**Seçilen pasaj**:
%%

Başkasının enayisi olduğunu düşünenler, işin sosyolojisini bilmeyen idrak yoksunu kimselerdir. Hiçbir sosyal hadise ve iletişim yoktur ki sonunda bumerang gibi kendisine dönmemiş olsun. Yapılan iyilik ve kötülükler de böyle.

 Millet denen topluluk içinde yaşamak istiyorsanız devlete, bir işyerinde çalışıyorsanız patrona, sınıfta öğretmene, ailede babanıza değer vermek, hürmet ve hizmet etmek zorundasınız. Hizmet ve hürmet, sorumluluk taşıyanların hakkı, hizmet alanların görevidir.

Geleneksel aile yapımızda “baba” bir şey değil, çok şeydir: Evin direğidir, kendinden başka herkesi gölgesine alan çınardır, gözyaşlarını içine akıtan pınardır, kıymeti varlığında bilinmeyip yokluğunda anlaşılandır, dış kapının mandalıdır.

%%

**Sağlanan malzeme**:
%%

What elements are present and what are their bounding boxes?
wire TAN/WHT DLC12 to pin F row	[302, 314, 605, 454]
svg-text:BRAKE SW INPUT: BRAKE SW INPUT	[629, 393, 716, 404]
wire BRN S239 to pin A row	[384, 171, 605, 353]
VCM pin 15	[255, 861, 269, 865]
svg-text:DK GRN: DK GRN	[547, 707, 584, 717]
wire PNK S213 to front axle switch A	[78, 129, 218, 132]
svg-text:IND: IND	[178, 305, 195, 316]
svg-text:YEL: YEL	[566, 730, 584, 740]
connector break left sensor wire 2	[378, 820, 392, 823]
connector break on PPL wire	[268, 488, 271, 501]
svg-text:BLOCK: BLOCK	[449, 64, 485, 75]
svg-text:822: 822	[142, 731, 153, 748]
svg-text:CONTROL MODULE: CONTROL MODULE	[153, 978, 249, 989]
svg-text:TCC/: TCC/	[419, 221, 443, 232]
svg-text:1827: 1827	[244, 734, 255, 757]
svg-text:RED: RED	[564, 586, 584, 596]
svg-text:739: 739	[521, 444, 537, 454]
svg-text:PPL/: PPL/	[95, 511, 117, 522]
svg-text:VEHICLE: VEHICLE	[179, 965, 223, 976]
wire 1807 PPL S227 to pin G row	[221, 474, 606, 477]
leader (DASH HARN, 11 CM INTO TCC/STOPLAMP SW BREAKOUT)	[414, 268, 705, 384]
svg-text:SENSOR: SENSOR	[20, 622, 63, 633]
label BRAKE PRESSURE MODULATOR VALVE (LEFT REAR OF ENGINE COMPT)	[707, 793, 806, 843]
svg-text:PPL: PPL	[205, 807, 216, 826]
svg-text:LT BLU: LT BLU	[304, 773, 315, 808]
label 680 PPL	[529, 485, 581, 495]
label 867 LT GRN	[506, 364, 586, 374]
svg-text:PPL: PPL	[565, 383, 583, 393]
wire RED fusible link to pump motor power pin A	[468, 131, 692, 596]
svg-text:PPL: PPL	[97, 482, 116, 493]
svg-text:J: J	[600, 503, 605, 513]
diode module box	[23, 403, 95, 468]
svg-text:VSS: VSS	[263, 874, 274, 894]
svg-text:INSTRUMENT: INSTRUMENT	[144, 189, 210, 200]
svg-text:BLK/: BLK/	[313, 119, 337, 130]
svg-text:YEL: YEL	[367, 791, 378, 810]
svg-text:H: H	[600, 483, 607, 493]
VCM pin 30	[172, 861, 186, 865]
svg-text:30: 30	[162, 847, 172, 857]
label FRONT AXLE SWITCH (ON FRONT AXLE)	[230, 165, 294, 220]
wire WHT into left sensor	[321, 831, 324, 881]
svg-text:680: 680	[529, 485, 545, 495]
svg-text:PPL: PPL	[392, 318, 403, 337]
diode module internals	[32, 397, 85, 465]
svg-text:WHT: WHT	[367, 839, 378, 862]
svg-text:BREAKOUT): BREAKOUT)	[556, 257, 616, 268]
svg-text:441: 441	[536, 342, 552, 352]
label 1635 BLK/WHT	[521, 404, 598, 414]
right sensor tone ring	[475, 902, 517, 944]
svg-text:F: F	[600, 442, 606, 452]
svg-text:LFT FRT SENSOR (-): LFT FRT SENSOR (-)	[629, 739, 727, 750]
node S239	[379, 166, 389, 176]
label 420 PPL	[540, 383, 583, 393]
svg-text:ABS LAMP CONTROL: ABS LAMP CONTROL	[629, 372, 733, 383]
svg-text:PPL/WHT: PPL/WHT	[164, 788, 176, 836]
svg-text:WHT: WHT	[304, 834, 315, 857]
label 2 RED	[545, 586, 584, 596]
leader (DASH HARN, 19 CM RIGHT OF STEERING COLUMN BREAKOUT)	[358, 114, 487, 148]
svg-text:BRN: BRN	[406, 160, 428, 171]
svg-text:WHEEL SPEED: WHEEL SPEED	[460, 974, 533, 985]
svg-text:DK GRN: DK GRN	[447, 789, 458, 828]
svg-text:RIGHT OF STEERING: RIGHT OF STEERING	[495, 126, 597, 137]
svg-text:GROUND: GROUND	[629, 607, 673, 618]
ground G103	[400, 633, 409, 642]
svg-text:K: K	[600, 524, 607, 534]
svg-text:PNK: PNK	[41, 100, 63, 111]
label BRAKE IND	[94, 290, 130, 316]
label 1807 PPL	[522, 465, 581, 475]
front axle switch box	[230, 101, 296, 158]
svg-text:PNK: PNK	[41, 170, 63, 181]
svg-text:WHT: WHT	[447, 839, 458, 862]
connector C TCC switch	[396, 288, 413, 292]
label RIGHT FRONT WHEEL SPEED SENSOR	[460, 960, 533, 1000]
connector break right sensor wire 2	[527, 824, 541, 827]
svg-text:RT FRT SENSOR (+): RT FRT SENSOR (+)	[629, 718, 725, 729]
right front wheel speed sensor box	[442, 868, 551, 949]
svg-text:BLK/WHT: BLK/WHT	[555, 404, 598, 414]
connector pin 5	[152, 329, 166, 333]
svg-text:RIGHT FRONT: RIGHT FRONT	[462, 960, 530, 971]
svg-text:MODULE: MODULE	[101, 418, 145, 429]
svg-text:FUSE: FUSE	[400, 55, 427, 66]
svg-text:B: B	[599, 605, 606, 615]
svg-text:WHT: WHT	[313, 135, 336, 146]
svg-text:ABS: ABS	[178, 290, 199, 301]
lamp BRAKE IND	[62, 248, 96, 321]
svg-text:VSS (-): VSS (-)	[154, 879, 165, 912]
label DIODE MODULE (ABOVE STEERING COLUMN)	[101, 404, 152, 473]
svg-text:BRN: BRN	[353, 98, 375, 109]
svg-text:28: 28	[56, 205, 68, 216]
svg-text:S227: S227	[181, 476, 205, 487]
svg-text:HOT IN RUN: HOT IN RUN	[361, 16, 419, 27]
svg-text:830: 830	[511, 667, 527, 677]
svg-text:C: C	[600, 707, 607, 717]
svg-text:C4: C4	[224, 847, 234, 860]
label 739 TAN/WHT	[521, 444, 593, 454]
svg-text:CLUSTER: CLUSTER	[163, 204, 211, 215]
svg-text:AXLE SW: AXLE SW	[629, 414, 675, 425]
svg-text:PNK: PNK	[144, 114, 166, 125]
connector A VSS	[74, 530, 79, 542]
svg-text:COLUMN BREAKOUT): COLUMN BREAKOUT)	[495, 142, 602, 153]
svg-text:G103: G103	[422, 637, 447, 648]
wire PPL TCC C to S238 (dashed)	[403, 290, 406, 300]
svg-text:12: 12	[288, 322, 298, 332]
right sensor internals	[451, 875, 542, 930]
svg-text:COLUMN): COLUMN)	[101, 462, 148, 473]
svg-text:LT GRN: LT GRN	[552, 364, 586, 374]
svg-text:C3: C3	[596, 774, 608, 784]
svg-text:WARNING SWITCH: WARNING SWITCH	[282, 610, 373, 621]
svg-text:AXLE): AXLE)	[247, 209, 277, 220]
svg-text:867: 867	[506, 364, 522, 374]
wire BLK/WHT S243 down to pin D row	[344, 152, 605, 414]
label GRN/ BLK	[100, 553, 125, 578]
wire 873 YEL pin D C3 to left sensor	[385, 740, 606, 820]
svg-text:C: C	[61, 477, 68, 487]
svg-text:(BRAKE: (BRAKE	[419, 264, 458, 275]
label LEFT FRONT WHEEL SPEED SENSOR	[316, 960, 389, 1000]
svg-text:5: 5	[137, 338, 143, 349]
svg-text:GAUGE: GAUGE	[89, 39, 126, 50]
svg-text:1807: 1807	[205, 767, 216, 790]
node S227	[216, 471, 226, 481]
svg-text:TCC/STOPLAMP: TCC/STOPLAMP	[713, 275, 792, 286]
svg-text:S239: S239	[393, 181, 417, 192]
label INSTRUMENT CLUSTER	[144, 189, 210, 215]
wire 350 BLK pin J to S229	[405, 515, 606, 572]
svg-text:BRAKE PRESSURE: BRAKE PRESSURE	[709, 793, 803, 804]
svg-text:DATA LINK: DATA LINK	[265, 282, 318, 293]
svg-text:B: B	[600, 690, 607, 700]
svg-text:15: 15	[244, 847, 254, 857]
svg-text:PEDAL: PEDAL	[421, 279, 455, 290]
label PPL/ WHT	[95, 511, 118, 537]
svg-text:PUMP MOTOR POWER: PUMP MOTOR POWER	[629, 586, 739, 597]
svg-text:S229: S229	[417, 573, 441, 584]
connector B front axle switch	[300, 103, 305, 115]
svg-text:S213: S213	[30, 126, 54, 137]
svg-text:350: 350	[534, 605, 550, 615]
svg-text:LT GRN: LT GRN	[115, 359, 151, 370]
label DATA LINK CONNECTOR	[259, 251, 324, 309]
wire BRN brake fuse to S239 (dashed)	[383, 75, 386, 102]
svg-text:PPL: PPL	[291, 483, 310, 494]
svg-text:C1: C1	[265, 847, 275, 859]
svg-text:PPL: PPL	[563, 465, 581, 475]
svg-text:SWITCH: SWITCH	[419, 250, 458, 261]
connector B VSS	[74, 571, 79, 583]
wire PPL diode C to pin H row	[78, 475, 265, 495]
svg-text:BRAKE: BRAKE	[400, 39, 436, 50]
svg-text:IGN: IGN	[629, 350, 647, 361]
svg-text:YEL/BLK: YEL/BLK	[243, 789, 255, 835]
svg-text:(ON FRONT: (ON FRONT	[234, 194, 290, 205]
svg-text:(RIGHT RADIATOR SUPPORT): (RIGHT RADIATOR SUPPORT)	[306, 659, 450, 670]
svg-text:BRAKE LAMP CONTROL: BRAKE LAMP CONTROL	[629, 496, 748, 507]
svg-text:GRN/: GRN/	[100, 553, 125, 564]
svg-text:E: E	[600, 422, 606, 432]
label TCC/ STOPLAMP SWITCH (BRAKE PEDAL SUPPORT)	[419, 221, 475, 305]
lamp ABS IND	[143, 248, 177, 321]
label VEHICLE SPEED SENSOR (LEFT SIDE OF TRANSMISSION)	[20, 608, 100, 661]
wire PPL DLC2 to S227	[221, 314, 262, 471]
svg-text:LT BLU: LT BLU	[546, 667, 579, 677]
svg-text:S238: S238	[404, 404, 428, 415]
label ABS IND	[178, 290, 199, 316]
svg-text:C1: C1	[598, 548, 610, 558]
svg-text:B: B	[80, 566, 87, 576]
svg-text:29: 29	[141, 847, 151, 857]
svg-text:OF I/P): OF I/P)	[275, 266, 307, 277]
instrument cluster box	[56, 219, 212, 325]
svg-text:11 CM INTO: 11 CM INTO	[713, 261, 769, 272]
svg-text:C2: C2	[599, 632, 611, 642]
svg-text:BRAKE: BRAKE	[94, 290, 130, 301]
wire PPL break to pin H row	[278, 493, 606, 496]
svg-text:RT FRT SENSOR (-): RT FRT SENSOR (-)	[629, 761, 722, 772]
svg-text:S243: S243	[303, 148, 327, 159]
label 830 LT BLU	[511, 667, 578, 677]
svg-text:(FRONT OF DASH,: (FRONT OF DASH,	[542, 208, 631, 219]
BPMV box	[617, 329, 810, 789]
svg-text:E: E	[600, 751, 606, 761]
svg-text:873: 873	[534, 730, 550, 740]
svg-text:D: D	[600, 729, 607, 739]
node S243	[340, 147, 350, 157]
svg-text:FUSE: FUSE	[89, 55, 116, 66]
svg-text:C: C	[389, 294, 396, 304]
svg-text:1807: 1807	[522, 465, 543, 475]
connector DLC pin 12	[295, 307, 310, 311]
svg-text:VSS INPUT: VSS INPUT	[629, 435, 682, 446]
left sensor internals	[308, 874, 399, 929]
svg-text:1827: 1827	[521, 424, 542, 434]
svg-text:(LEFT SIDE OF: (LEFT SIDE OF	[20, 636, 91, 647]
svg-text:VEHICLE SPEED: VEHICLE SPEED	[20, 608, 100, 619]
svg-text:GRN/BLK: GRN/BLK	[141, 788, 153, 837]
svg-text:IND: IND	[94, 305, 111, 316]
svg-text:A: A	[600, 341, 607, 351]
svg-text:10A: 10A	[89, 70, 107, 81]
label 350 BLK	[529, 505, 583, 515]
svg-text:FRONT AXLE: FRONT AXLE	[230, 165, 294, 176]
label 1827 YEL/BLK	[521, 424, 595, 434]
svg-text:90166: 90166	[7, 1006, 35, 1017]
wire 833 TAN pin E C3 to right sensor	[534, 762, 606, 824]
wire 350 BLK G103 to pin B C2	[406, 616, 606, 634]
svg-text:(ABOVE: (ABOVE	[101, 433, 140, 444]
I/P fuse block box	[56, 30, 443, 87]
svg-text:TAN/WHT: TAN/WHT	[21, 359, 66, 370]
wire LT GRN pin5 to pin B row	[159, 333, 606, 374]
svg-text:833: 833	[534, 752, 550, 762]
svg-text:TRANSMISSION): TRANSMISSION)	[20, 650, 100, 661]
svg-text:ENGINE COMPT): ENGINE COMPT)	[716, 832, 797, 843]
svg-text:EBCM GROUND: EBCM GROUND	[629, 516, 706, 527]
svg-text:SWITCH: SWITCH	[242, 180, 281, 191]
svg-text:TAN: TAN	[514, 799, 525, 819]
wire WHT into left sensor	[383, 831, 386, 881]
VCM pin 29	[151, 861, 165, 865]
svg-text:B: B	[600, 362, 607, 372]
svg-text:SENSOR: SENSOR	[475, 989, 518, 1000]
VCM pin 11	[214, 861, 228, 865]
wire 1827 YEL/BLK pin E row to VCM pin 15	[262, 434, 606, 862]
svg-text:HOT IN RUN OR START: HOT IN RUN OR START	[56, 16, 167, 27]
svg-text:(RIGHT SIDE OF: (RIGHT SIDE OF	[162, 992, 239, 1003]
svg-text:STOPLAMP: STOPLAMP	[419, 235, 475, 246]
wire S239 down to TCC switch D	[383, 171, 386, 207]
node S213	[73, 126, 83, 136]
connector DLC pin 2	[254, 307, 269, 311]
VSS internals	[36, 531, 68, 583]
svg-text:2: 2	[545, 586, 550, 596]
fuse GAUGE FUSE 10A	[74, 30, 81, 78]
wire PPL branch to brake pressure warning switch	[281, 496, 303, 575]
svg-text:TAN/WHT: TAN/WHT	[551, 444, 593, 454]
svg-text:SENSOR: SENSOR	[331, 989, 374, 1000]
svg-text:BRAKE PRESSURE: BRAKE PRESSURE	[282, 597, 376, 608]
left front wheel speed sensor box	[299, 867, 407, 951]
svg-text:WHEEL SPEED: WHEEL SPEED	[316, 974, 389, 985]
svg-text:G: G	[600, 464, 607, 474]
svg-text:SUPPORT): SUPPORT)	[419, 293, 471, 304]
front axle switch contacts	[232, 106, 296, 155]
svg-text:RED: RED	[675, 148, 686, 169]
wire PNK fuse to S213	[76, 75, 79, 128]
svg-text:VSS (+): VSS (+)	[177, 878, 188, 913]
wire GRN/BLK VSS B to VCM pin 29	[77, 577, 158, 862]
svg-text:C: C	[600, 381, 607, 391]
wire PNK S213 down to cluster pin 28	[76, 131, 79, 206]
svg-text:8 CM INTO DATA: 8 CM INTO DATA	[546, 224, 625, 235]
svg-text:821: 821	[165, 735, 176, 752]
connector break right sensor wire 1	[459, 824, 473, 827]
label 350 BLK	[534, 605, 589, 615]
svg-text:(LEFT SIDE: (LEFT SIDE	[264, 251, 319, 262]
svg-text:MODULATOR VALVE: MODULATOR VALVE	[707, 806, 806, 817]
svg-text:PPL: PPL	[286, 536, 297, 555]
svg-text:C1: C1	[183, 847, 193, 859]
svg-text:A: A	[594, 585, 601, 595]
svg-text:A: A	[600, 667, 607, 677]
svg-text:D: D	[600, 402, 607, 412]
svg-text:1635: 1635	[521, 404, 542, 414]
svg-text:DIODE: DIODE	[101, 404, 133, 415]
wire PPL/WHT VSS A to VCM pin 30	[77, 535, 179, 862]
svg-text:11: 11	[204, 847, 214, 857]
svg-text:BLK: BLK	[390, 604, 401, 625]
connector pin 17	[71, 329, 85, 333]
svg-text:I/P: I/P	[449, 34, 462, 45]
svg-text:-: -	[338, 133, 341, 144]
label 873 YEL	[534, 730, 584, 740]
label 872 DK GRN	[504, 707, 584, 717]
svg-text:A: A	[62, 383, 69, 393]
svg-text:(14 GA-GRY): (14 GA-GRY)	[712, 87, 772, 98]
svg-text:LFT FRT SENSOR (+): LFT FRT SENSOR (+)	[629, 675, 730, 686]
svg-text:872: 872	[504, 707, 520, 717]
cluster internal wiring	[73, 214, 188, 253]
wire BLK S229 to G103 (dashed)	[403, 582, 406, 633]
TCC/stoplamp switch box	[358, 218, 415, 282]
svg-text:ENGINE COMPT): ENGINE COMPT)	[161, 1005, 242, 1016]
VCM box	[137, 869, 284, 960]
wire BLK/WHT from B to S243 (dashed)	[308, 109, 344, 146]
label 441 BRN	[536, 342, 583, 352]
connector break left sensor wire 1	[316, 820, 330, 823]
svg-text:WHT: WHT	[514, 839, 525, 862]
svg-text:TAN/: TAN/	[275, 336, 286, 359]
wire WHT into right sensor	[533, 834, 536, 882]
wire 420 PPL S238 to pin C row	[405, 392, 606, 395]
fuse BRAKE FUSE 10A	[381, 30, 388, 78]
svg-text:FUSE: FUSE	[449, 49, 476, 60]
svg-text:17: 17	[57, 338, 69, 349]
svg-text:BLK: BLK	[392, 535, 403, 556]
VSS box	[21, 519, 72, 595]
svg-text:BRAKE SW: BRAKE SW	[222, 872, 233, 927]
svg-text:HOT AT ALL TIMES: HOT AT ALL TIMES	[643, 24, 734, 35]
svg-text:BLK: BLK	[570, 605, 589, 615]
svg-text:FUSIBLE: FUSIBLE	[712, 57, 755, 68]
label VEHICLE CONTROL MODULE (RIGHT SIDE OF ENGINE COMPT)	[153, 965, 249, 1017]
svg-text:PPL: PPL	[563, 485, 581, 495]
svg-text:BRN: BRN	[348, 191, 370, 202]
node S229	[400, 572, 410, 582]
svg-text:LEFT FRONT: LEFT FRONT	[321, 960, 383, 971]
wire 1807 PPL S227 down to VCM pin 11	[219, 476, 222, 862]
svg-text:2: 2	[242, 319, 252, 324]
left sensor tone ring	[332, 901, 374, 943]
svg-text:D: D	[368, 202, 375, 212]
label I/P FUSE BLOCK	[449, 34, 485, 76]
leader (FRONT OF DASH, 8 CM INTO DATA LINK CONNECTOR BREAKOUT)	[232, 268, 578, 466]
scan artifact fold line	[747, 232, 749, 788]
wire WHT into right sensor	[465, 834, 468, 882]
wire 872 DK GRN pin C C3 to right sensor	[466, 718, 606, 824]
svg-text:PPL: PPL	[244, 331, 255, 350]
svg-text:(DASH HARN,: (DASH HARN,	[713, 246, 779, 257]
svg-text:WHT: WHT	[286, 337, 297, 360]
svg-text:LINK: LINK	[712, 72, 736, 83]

%%

**Görevler**:
(A) Pasajda geleneksel aile yapısında "baba"nın ne olduğunu anlatan nitelemelerin hepsini sıralayın.
(B) Kayıtların başından "622, 63, 633]" geçen satıra kadar, bu satır da dahil, tüm satırları yeniden yazın. Bu satırlarda "wire" yerine "cable" koyun, geri kalan her şeyi değiştirmeden bırakın.
Pasaj ile kayıtlar birbirinden farklı kaynaklardan alınmıştır.

**Yazılı yanıtlar**:
(A)
- Evin direğidir
- Kendinden başka herkesi gölgesine alan çınardır
- Gözyaşlarını içine akıtan pınardır
- Kıymeti varlığında bilinmeyip yokluğunda anlaşılandır
- Dış kapının mandalıdır

(B)
What elements are present and what are their bounding boxes?
cable TAN/WHT DLC12 to pin F row	[302, 314, 605, 454]
svg-text:BRAKE SW INPUT: BRAKE SW INPUT	[629, 393, 716, 404]
cable BRN S239 to pin A row	[384, 171, 605, 353]
VCM pin 15	[255, 861, 269, 865]
svg-text:DK GRN: DK GRN	[547, 707, 584, 717]
cable PNK S213 to front axle switch A	[78, 129, 218, 132]
svg-text:IND: IND	[178, 305, 195, 316]
svg-text:YEL: YEL	[566, 730, 584, 740]
connector break left sensor cable 2	[378, 820, 392, 823]
connector break on PPL cable	[268, 488, 271, 501]
svg-text:BLOCK: BLOCK	[449, 64, 485, 75]
svg-text:822: 822	[142, 731, 153, 748]
svg-text:CONTROL MODULE: CONTROL MODULE	[153, 978, 249, 989]
svg-text:TCC/: TCC/	[419, 221, 443, 232]
svg-text:1827: 1827	[244, 734, 255, 757]
svg-text:RED: RED	[564, 586, 584, 596]
svg-text:739: 739	[521, 444, 537, 454]
svg-text:PPL/: PPL/	[95, 511, 117, 522]
svg-text:VEHICLE: VEHICLE	[179, 965, 223, 976]
cable 1807 PPL S227 to pin G row	[221, 474, 606, 477]
leader (DASH HARN, 11 CM INTO TCC/STOPLAMP SW BREAKOUT)	[414, 268, 705, 384]
svg-text:SENSOR: SENSOR	[20, 622, 63, 633]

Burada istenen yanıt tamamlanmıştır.